** START RECORDS SUPPLIED **

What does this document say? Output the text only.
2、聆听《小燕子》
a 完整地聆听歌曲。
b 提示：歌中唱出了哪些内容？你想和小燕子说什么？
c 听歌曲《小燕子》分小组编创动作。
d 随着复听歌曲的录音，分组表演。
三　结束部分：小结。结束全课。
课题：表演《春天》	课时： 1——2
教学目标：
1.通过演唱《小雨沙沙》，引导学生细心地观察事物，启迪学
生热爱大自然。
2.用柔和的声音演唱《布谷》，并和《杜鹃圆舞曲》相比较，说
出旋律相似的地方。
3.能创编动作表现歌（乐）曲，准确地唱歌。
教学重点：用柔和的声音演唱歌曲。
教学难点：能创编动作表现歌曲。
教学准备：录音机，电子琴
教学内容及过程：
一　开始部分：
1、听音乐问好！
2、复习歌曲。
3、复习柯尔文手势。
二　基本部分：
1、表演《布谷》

** END RECORDS SUPPLIED **

SET PROBLEM
The lines above should be duplicated exactly.

RESULT OF THE EXERCISE
What does this document say? Output the text only.
2、聆听《小燕子》
a 完整地聆听歌曲。
b 提示：歌中唱出了哪些内容？你想和小燕子说什么？
c 听歌曲《小燕子》分小组编创动作。
d 随着复听歌曲的录音，分组表演。
三　结束部分：小结。结束全课。
课题：表演《春天》	课时： 1——2
教学目标：
1.通过演唱《小雨沙沙》，引导学生细心地观察事物，启迪学
生热爱大自然。
2.用柔和的声音演唱《布谷》，并和《杜鹃圆舞曲》相比较，说
出旋律相似的地方。
3.能创编动作表现歌（乐）曲，准确地唱歌。
教学重点：用柔和的声音演唱歌曲。
教学难点：能创编动作表现歌曲。
教学准备：录音机，电子琴
教学内容及过程：
一　开始部分：
1、听音乐问好！
2、复习歌曲。
3、复习柯尔文手势。
二　基本部分：
1、表演《布谷》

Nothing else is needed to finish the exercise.